::: TEXT SEGMENT :::

If we read about the day the Church began, in Acts 2, we see that the first Christian converts “continued in the apostles’ teaching and fellowship, the breaking of bread and the prayers” (isan de proscarteroundes ti didache ton apostolon, ke ti kinonia, ti klasi tou artu, ke tis prosevches).

The Orthodox Church believes that it has “continued” unbroken in those four things from that day to this. It is not “Wesleyan” or “Lutheran” or “Calvinist” but “Apostolic”. The “apostles’ fellowship” is maintained by, among other things, the apostolic succession of bishops. The “apostles’ fellowship” is among the key elements of Orthodox ecclesiology, and, with the “apostles’ teaching” is what makes the one holy catholic Church “apostolic”.

There are numerous denominations, especially in the Pentecostal tradition, which have the word “Apostolic” in the name of their denomination, such as the Apostolic Faith Mission (from which many of the others sprang). As David du Plessis puts it, their criterion is not so much “apostolic succession” as “apostolic success”. But for the Orthodox Church the “apostles’ fellowship” (or “apostles’ communion”) is an essential mark of the Church.

In the New Testament the word “church” never means a “denomination” or “communion” (or even a “nondenomination”). In the New Testament the word “church” refers either to the local church or to the universal church. The worldwide church is the “ecumenical church” (not in the modern sense of “many denominations together”, but in the geographical sense of “the inhabited earth”). The local churches are bound together in the apostles’ fellowship through the communion of their bishops, as they commemorate and pray for each other in the Divine Liturgy.

::: DATA SUPPLIED :::

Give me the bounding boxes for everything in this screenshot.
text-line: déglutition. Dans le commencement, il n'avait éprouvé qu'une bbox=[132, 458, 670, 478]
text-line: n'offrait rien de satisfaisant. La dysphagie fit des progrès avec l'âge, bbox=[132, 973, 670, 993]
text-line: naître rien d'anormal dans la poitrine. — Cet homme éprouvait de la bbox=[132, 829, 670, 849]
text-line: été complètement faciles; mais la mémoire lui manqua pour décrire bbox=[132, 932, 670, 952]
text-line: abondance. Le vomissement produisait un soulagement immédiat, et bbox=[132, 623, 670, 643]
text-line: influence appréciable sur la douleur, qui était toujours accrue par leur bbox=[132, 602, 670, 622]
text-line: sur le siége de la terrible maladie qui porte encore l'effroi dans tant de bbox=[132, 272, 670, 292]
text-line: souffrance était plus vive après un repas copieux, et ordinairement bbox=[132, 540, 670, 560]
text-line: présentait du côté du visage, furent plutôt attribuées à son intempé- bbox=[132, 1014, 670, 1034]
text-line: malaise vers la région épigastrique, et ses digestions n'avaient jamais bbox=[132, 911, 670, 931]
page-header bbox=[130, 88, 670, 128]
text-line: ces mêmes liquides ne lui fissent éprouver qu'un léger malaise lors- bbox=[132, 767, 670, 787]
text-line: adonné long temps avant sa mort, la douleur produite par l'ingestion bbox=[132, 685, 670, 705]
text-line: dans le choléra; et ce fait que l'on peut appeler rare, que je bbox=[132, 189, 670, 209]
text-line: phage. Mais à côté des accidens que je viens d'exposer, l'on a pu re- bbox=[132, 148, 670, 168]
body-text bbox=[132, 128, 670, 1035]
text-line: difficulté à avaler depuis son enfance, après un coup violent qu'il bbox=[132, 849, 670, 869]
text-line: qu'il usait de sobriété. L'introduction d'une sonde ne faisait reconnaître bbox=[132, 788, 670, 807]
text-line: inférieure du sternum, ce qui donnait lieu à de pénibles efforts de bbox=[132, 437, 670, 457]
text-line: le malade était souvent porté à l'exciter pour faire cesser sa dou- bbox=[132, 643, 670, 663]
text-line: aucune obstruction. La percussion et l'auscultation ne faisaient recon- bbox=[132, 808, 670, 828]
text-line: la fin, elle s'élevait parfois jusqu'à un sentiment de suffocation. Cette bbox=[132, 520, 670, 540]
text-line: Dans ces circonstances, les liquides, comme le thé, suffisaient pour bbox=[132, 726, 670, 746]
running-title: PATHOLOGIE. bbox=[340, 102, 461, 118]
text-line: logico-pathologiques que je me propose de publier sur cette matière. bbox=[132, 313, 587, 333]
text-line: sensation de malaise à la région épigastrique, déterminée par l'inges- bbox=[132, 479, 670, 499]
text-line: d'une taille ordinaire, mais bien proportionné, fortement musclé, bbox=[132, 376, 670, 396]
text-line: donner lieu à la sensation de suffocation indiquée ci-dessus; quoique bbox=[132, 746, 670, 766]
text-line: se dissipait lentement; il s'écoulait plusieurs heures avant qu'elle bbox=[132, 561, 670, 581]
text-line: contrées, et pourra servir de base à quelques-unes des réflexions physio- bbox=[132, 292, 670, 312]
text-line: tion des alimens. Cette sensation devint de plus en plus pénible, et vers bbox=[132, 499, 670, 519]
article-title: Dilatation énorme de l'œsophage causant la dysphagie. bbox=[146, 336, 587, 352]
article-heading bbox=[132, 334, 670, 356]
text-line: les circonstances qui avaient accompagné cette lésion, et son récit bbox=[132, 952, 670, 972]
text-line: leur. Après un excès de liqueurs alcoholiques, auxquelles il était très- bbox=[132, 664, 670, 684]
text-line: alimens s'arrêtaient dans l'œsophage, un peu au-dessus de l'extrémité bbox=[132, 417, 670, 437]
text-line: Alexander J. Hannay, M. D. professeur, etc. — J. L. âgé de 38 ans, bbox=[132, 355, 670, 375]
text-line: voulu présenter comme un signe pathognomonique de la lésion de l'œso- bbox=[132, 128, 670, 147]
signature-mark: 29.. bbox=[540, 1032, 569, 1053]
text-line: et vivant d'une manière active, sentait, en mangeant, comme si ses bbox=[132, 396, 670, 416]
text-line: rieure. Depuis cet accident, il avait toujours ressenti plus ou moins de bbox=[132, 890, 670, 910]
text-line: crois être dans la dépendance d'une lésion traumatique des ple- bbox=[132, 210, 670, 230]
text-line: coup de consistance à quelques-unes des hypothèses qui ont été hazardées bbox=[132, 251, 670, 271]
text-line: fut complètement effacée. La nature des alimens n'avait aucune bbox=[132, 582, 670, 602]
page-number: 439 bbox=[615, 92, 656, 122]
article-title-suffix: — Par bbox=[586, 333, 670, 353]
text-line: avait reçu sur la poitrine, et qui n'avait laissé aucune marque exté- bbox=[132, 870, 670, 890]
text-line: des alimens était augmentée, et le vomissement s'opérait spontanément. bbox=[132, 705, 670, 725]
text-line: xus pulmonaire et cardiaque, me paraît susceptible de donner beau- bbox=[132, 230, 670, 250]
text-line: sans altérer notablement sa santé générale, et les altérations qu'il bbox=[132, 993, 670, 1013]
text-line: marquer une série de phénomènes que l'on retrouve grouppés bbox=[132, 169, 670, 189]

:::
::: DATA SUPPLIED :::

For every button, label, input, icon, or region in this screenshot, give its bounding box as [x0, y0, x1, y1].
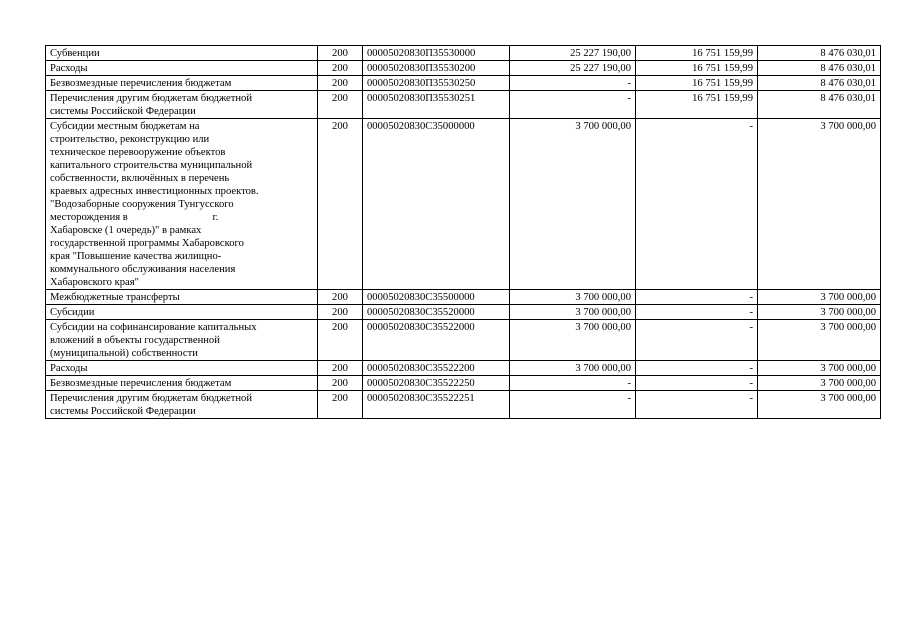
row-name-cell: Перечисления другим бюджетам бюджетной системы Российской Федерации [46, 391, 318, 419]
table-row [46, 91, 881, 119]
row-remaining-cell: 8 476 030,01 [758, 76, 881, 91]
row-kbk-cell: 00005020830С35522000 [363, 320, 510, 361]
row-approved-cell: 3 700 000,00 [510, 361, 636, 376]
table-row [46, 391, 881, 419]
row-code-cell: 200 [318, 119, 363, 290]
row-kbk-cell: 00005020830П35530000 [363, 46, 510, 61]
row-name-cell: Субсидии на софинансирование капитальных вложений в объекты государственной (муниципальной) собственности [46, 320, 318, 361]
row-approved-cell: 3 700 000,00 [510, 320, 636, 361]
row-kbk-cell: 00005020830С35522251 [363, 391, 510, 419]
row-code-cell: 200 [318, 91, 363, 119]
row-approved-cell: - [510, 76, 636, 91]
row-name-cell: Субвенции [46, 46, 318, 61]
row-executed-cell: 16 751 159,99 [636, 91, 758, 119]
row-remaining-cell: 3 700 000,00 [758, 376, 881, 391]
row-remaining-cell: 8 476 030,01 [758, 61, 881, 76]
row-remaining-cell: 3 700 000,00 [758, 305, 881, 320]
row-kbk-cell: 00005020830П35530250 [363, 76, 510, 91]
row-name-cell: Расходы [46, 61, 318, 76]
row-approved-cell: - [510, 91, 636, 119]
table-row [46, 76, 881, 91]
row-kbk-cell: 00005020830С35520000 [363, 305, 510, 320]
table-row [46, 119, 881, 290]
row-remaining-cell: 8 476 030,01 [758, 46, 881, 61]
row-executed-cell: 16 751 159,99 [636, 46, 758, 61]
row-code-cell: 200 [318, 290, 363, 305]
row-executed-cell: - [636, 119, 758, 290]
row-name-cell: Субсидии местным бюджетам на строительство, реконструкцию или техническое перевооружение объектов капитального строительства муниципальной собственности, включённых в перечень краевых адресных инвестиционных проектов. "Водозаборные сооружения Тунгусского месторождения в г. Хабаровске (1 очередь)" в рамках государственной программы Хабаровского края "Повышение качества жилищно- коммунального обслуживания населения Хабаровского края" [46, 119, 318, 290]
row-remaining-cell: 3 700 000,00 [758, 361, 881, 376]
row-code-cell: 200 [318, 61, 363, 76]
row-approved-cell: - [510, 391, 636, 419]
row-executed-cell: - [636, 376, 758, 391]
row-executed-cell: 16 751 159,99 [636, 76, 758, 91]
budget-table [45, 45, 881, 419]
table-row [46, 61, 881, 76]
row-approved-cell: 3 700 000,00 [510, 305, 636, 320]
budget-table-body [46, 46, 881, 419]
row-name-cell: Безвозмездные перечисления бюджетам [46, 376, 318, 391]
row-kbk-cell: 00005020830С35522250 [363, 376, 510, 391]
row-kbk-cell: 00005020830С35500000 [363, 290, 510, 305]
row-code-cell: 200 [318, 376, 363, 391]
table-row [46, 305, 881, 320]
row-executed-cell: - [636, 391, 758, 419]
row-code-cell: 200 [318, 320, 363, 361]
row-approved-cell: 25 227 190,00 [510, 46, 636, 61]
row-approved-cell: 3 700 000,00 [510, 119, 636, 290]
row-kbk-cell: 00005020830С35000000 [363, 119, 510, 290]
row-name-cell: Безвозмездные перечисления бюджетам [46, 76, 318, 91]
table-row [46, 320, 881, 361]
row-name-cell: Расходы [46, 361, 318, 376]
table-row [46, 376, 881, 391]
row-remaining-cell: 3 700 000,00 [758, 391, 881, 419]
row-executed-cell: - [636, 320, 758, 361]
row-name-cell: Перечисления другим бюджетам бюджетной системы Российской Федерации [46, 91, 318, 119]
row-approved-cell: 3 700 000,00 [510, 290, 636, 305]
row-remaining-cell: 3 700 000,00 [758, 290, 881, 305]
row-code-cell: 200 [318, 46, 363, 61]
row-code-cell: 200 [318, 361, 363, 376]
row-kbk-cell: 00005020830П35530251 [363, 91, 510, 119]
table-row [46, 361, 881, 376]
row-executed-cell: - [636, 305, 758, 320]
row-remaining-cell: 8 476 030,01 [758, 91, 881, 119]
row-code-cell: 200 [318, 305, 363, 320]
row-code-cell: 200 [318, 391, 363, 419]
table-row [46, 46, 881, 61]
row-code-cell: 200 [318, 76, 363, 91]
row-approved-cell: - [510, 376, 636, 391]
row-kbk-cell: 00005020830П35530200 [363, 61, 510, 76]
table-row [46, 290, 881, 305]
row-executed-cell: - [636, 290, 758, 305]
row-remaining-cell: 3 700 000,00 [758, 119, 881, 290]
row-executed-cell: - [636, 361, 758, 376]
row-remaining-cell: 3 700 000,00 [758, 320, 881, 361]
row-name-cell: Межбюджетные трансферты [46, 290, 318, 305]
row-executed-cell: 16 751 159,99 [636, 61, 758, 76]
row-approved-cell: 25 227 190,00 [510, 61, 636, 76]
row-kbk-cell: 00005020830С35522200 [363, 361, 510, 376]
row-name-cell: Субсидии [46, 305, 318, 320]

:::

■ THE REQUEST
Rewrite the passage on the apostles' fellowship, beginning at the words "If we read about" and stopping after "ke tis prosevches).", with "converts" changed to "believers".

■ ANSWER TO THE TASK
If we read about the day the Church began, in Acts 2, we see that the first Christian believers “continued in the apostles’ teaching and fellowship, the breaking of bread and the prayers” (isan de proscarteroundes ti didache ton apostolon, ke ti kinonia, ti klasi tou artu, ke tis prosevches).